CHALLENGE:
Pull out all lines from the listing below in which the word "structured" appears.
[Begin]
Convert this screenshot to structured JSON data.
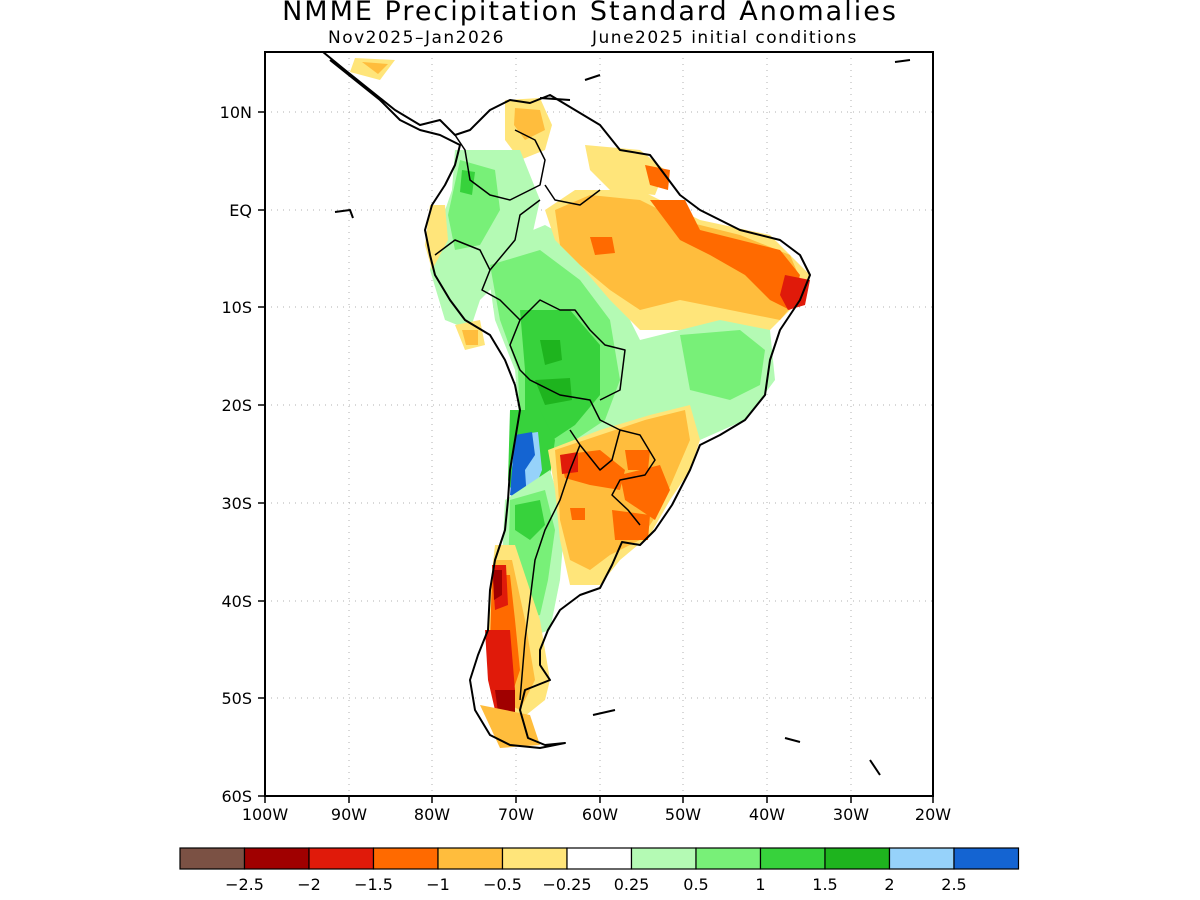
{
  "title": "NMME Precipitation Standard Anomalies",
  "subtitle_period": "Nov2025–Jan2026",
  "subtitle_init": "June2025 initial conditions",
  "map": {
    "lon_range": [
      -100,
      -20
    ],
    "lat_range": [
      -60,
      15
    ],
    "lon_ticks": [
      "100W",
      "90W",
      "80W",
      "70W",
      "60W",
      "50W",
      "40W",
      "30W",
      "20W"
    ],
    "lat_ticks": [
      "10N",
      "EQ",
      "10S",
      "20S",
      "30S",
      "40S",
      "50S",
      "60S"
    ],
    "grid": "dotted"
  },
  "legend": {
    "colors": [
      "#7b5144",
      "#a00000",
      "#e01a0a",
      "#ff6a00",
      "#ffbd3d",
      "#ffe57a",
      "#ffffff",
      "#b4fab4",
      "#78f078",
      "#37d23c",
      "#1eb41e",
      "#96d2fa",
      "#1464d2"
    ],
    "labels": [
      "−2.5",
      "−2",
      "−1.5",
      "−1",
      "−0.5",
      "−0.25",
      "0.25",
      "0.5",
      "1",
      "1.5",
      "2",
      "2.5"
    ]
  }
}
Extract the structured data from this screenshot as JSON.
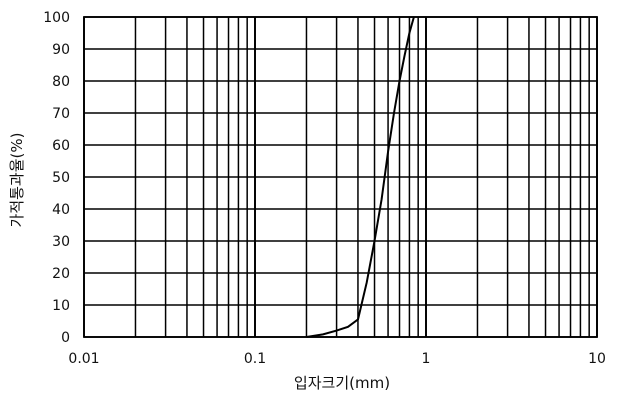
{
  "chart_data": {
    "type": "line",
    "title": "",
    "xlabel": "입자크기(mm)",
    "ylabel": "가적통과율(%)",
    "x_scale": "log",
    "xlim": [
      0.01,
      10
    ],
    "ylim": [
      0,
      100
    ],
    "x_ticks": [
      "0.01",
      "0.1",
      "1",
      "10"
    ],
    "y_ticks": [
      "0",
      "10",
      "20",
      "30",
      "40",
      "50",
      "60",
      "70",
      "80",
      "90",
      "100"
    ],
    "grid": true,
    "legend": "none",
    "line_color": "#000000",
    "series": [
      {
        "x": [
          0.2,
          0.25,
          0.3,
          0.35,
          0.4,
          0.45,
          0.5,
          0.55,
          0.6,
          0.65,
          0.7,
          0.75,
          0.8,
          0.85
        ],
        "y": [
          0,
          0.8,
          2,
          3.2,
          5.5,
          17,
          30,
          43,
          58,
          70,
          80,
          88,
          95,
          100
        ]
      }
    ]
  }
}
[End]
TASK OUTPUT:
Convert this screenshot to structured JSON data.
Extract the structured data from this screenshot as JSON.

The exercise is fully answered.